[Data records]
——

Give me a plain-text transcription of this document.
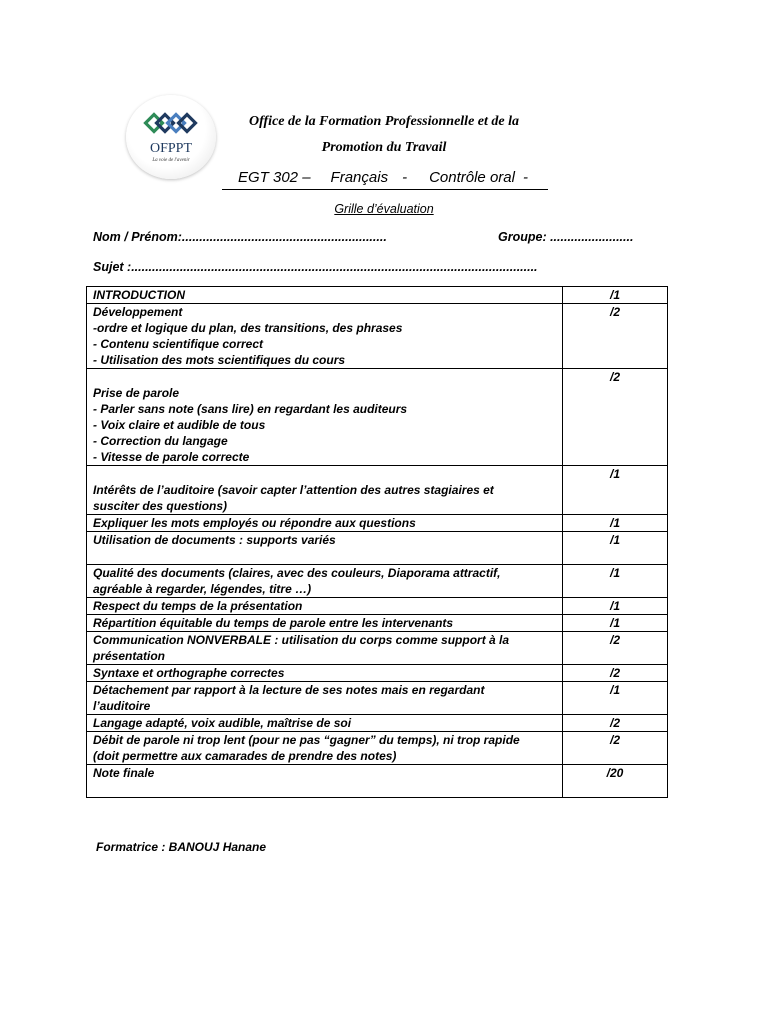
OFPPT
La voie de l'avenir
Office de la Formation Professionnelle et de la
Promotion du Travail
EGT 302 – Français - Contrôle oral -
Grille d’évaluation
Nom / Prénom:...........................................................	Groupe: ........................
Sujet :.....................................................................................................................
INTRODUCTION	/1

Développement
-ordre et logique du plan, des transitions, des phrases
- Contenu scientifique correct
- Utilisation des mots scientifiques du cours	/2

Prise de parole
- Parler sans note (sans lire) en regardant les auditeurs
- Voix claire et audible de tous
- Correction du langage
- Vitesse de parole correcte	/2

Intérêts de l’auditoire (savoir capter l’attention des autres stagiaires et
susciter des questions)	/1

Expliquer les mots employés ou répondre aux questions	/1

Utilisation de documents : supports variés	/1

Qualité des documents (claires, avec des couleurs, Diaporama attractif,
agréable à regarder, légendes, titre …)	/1

Respect du temps de la présentation	/1

Répartition équitable du temps de parole entre les intervenants	/1

Communication NONVERBALE : utilisation du corps comme support à la
présentation	/2

Syntaxe et orthographe correctes	/2

Détachement par rapport à la lecture de ses notes mais en regardant
l’auditoire	/1

Langage adapté, voix audible, maîtrise de soi	/2

Débit de parole ni trop lent (pour ne pas “gagner” du temps), ni trop rapide
(doit permettre aux camarades de prendre des notes)	/2

Note finale	/20
Formatrice : BANOUJ Hanane
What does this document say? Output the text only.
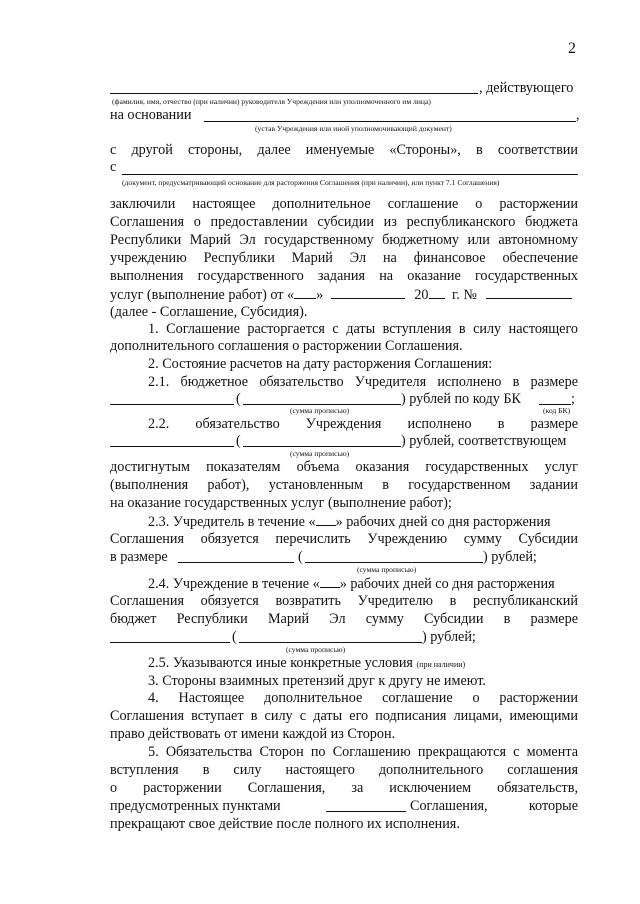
2
, действующего
(фамилия, имя, отчество (при наличии) руководителя Учреждения или уполномоченного им лица)
на основании	,
(устав Учреждения или иной уполномочивающий документ)
с другой стороны, далее именуемые «Стороны», в соответствии
с
(документ, предусматривающий основание для расторжения Соглашения (при наличии), или пункт 7.1 Соглашения)
заключили настоящее дополнительное соглашение о расторжении
Соглашения о предоставлении субсидии из республиканского бюджета
Республики Марий Эл государственному бюджетному или автономному
учреждению Республики Марий Эл на финансовое обеспечение
выполнения государственного задания на оказание государственных
услуг (выполнение работ) от « »	20 г. №
(далее - Соглашение, Субсидия).
1. Соглашение расторгается с даты вступления в силу настоящего
дополнительного соглашения о расторжении Соглашения.
2. Состояние расчетов на дату расторжения Соглашения:
2.1. бюджетное обязательство Учредителя исполнено в размере
(	) рублей по коду БК	;
(сумма прописью)	(код БК)
2.2. обязательство Учреждения исполнено в размере
(	) рублей, соответствующем
(сумма прописью)
достигнутым показателям объема оказания государственных услуг
(выполнения работ), установленным в государственном задании
на оказание государственных услуг (выполнение работ);
2.3. Учредитель в течение « » рабочих дней со дня расторжения
Соглашения обязуется перечислить Учреждению сумму Субсидии
в размере	(	) рублей;
(сумма прописью)
2.4. Учреждение в течение « » рабочих дней со дня расторжения
Соглашения обязуется возвратить Учредителю в республиканский
бюджет Республики Марий Эл сумму Субсидии в размере
(	) рублей;
(сумма прописью)
2.5. Указываются иные конкретные условия (при наличии)
3. Стороны взаимных претензий друг к другу не имеют.
4. Настоящее дополнительное соглашение о расторжении
Соглашения вступает в силу с даты его подписания лицами, имеющими
право действовать от имени каждой из Сторон.
5. Обязательства Сторон по Соглашению прекращаются с момента
вступления в силу настоящего дополнительного соглашения
о расторжении Соглашения, за исключением обязательств,
предусмотренных пунктами	Соглашения, которые
прекращают свое действие после полного их исполнения.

——

▶ **Directive**:
Copy all of the entries verbatim, leaving out any pictures they contain.

▶ **Completed task**:
Give me a plain-text transcription of this document.
OFPPT
La voie de l'avenir
Office de la Formation Professionnelle et de la
Promotion du Travail
EGT 302 – Français - Contrôle oral -
Grille d’évaluation
Nom / Prénom:...........................................................	Groupe: ........................
Sujet :.....................................................................................................................
INTRODUCTION	/1

Développement
-ordre et logique du plan, des transitions, des phrases
- Contenu scientifique correct
- Utilisation des mots scientifiques du cours	/2

Prise de parole
- Parler sans note (sans lire) en regardant les auditeurs
- Voix claire et audible de tous
- Correction du langage
- Vitesse de parole correcte	/2

Intérêts de l’auditoire (savoir capter l’attention des autres stagiaires et
susciter des questions)	/1

Expliquer les mots employés ou répondre aux questions	/1

Utilisation de documents : supports variés	/1

Qualité des documents (claires, avec des couleurs, Diaporama attractif,
agréable à regarder, légendes, titre …)	/1

Respect du temps de la présentation	/1

Répartition équitable du temps de parole entre les intervenants	/1

Communication NONVERBALE : utilisation du corps comme support à la
présentation	/2

Syntaxe et orthographe correctes	/2

Détachement par rapport à la lecture de ses notes mais en regardant
l’auditoire	/1

Langage adapté, voix audible, maîtrise de soi	/2

Débit de parole ni trop lent (pour ne pas “gagner” du temps), ni trop rapide
(doit permettre aux camarades de prendre des notes)	/2

Note finale	/20
Formatrice : BANOUJ Hanane
What does this document say? Output the text only.
2
, действующего
(фамилия, имя, отчество (при наличии) руководителя Учреждения или уполномоченного им лица)
на основании	,
(устав Учреждения или иной уполномочивающий документ)
с другой стороны, далее именуемые «Стороны», в соответствии
с
(документ, предусматривающий основание для расторжения Соглашения (при наличии), или пункт 7.1 Соглашения)
заключили настоящее дополнительное соглашение о расторжении
Соглашения о предоставлении субсидии из республиканского бюджета
Республики Марий Эл государственному бюджетному или автономному
учреждению Республики Марий Эл на финансовое обеспечение
выполнения государственного задания на оказание государственных
услуг (выполнение работ) от « »	20 г. №
(далее - Соглашение, Субсидия).
1. Соглашение расторгается с даты вступления в силу настоящего
дополнительного соглашения о расторжении Соглашения.
2. Состояние расчетов на дату расторжения Соглашения:
2.1. бюджетное обязательство Учредителя исполнено в размере
(	) рублей по коду БК	;
(сумма прописью)	(код БК)
2.2. обязательство Учреждения исполнено в размере
(	) рублей, соответствующем
(сумма прописью)
достигнутым показателям объема оказания государственных услуг
(выполнения работ), установленным в государственном задании
на оказание государственных услуг (выполнение работ);
2.3. Учредитель в течение « » рабочих дней со дня расторжения
Соглашения обязуется перечислить Учреждению сумму Субсидии
в размере	(	) рублей;
(сумма прописью)
2.4. Учреждение в течение « » рабочих дней со дня расторжения
Соглашения обязуется возвратить Учредителю в республиканский
бюджет Республики Марий Эл сумму Субсидии в размере
(	) рублей;
(сумма прописью)
2.5. Указываются иные конкретные условия (при наличии)
3. Стороны взаимных претензий друг к другу не имеют.
4. Настоящее дополнительное соглашение о расторжении
Соглашения вступает в силу с даты его подписания лицами, имеющими
право действовать от имени каждой из Сторон.
5. Обязательства Сторон по Соглашению прекращаются с момента
вступления в силу настоящего дополнительного соглашения
о расторжении Соглашения, за исключением обязательств,
предусмотренных пунктами	Соглашения, которые
прекращают свое действие после полного их исполнения.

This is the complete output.